Return each line of the material verbatim.

>> Start

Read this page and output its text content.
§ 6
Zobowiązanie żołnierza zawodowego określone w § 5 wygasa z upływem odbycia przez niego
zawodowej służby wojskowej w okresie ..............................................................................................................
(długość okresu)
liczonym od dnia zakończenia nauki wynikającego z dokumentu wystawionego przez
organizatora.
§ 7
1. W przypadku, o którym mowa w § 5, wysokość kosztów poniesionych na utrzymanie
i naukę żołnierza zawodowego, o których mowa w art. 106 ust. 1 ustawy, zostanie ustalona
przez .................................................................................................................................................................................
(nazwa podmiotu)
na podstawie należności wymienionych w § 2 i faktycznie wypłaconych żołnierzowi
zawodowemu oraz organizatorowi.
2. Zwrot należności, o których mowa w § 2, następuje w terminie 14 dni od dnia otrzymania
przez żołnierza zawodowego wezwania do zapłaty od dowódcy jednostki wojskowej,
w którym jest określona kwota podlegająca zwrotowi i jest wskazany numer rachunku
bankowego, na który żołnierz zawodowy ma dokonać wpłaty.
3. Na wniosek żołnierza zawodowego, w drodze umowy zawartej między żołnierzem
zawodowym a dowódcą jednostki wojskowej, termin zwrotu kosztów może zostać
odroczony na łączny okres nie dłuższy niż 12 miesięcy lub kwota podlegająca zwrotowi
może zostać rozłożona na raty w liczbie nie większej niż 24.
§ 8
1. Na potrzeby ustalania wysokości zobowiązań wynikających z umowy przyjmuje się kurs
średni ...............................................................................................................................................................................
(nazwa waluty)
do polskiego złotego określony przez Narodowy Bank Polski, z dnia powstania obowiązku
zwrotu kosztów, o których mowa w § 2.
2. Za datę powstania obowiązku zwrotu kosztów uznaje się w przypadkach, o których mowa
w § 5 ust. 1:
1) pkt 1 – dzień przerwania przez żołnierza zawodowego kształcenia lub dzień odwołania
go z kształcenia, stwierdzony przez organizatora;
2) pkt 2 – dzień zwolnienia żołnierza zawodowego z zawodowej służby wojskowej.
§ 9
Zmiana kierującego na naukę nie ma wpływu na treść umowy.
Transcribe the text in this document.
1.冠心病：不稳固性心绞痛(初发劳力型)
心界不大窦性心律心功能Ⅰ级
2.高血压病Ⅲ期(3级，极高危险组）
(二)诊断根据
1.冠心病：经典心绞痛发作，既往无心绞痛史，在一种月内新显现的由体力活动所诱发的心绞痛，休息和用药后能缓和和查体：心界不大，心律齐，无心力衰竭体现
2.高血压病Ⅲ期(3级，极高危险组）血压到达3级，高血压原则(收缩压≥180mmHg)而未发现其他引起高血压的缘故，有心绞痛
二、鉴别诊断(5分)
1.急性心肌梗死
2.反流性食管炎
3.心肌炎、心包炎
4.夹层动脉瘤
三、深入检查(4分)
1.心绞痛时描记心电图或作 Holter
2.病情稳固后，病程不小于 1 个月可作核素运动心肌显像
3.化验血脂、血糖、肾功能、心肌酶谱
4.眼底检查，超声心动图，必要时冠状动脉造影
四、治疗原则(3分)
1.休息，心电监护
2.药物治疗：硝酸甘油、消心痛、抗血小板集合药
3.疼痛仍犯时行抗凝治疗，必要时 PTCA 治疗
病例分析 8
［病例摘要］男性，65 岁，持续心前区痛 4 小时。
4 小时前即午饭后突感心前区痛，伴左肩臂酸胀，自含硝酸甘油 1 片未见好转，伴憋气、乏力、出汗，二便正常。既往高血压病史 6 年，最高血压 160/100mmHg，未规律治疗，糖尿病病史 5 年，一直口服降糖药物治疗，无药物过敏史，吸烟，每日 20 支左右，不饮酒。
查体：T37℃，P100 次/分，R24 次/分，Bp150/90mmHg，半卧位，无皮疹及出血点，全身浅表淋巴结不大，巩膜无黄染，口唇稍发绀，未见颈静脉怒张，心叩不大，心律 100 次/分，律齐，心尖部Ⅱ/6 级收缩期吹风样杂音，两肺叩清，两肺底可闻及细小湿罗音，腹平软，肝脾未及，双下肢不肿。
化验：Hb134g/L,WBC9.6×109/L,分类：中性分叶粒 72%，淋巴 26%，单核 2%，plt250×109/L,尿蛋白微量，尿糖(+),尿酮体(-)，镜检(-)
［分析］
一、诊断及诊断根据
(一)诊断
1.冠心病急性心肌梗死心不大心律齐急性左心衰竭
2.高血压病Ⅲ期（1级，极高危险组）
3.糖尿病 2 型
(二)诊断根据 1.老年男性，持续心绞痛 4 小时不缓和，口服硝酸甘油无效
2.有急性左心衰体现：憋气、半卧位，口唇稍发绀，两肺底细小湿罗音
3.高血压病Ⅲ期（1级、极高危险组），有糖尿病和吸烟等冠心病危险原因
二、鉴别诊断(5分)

>> End

_RESPONSE TO THIS TASK:_
Read this page and output its text content.
§ 6
Zobowiązanie żołnierza zawodowego określone w § 5 wygasa z upływem odbycia przez niego
zawodowej służby wojskowej w okresie ..............................................................................................................
(długość okresu)
liczonym od dnia zakończenia nauki wynikającego z dokumentu wystawionego przez
organizatora.
§ 7
1. W przypadku, o którym mowa w § 5, wysokość kosztów poniesionych na utrzymanie
i naukę żołnierza zawodowego, o których mowa w art. 106 ust. 1 ustawy, zostanie ustalona
przez .................................................................................................................................................................................
(nazwa podmiotu)
na podstawie należności wymienionych w § 2 i faktycznie wypłaconych żołnierzowi
zawodowemu oraz organizatorowi.
2. Zwrot należności, o których mowa w § 2, następuje w terminie 14 dni od dnia otrzymania
przez żołnierza zawodowego wezwania do zapłaty od dowódcy jednostki wojskowej,
w którym jest określona kwota podlegająca zwrotowi i jest wskazany numer rachunku
bankowego, na który żołnierz zawodowy ma dokonać wpłaty.
3. Na wniosek żołnierza zawodowego, w drodze umowy zawartej między żołnierzem
zawodowym a dowódcą jednostki wojskowej, termin zwrotu kosztów może zostać
odroczony na łączny okres nie dłuższy niż 12 miesięcy lub kwota podlegająca zwrotowi
może zostać rozłożona na raty w liczbie nie większej niż 24.
§ 8
1. Na potrzeby ustalania wysokości zobowiązań wynikających z umowy przyjmuje się kurs
średni ...............................................................................................................................................................................
(nazwa waluty)
do polskiego złotego określony przez Narodowy Bank Polski, z dnia powstania obowiązku
zwrotu kosztów, o których mowa w § 2.
2. Za datę powstania obowiązku zwrotu kosztów uznaje się w przypadkach, o których mowa
w § 5 ust. 1:
1) pkt 1 – dzień przerwania przez żołnierza zawodowego kształcenia lub dzień odwołania
go z kształcenia, stwierdzony przez organizatora;
2) pkt 2 – dzień zwolnienia żołnierza zawodowego z zawodowej służby wojskowej.
§ 9
Zmiana kierującego na naukę nie ma wpływu na treść umowy.
Transcribe the text in this document.
1.冠心病：不稳固性心绞痛(初发劳力型)
心界不大窦性心律心功能Ⅰ级
2.高血压病Ⅲ期(3级，极高危险组）
(二)诊断根据
1.冠心病：经典心绞痛发作，既往无心绞痛史，在一种月内新显现的由体力活动所诱发的心绞痛，休息和用药后能缓和和查体：心界不大，心律齐，无心力衰竭体现
2.高血压病Ⅲ期(3级，极高危险组）血压到达3级，高血压原则(收缩压≥180mmHg)而未发现其他引起高血压的缘故，有心绞痛
二、鉴别诊断(5分)
1.急性心肌梗死
2.反流性食管炎
3.心肌炎、心包炎
4.夹层动脉瘤
三、深入检查(4分)
1.心绞痛时描记心电图或作 Holter
2.病情稳固后，病程不小于 1 个月可作核素运动心肌显像
3.化验血脂、血糖、肾功能、心肌酶谱
4.眼底检查，超声心动图，必要时冠状动脉造影
四、治疗原则(3分)
1.休息，心电监护
2.药物治疗：硝酸甘油、消心痛、抗血小板集合药
3.疼痛仍犯时行抗凝治疗，必要时 PTCA 治疗
病例分析 8
［病例摘要］男性，65 岁，持续心前区痛 4 小时。
4 小时前即午饭后突感心前区痛，伴左肩臂酸胀，自含硝酸甘油 1 片未见好转，伴憋气、乏力、出汗，二便正常。既往高血压病史 6 年，最高血压 160/100mmHg，未规律治疗，糖尿病病史 5 年，一直口服降糖药物治疗，无药物过敏史，吸烟，每日 20 支左右，不饮酒。
查体：T37℃，P100 次/分，R24 次/分，Bp150/90mmHg，半卧位，无皮疹及出血点，全身浅表淋巴结不大，巩膜无黄染，口唇稍发绀，未见颈静脉怒张，心叩不大，心律 100 次/分，律齐，心尖部Ⅱ/6 级收缩期吹风样杂音，两肺叩清，两肺底可闻及细小湿罗音，腹平软，肝脾未及，双下肢不肿。
化验：Hb134g/L,WBC9.6×109/L,分类：中性分叶粒 72%，淋巴 26%，单核 2%，plt250×109/L,尿蛋白微量，尿糖(+),尿酮体(-)，镜检(-)
［分析］
一、诊断及诊断根据
(一)诊断
1.冠心病急性心肌梗死心不大心律齐急性左心衰竭
2.高血压病Ⅲ期（1级，极高危险组）
3.糖尿病 2 型
(二)诊断根据 1.老年男性，持续心绞痛 4 小时不缓和，口服硝酸甘油无效
2.有急性左心衰体现：憋气、半卧位，口唇稍发绀，两肺底细小湿罗音
3.高血压病Ⅲ期（1级、极高危险组），有糖尿病和吸烟等冠心病危险原因
二、鉴别诊断(5分)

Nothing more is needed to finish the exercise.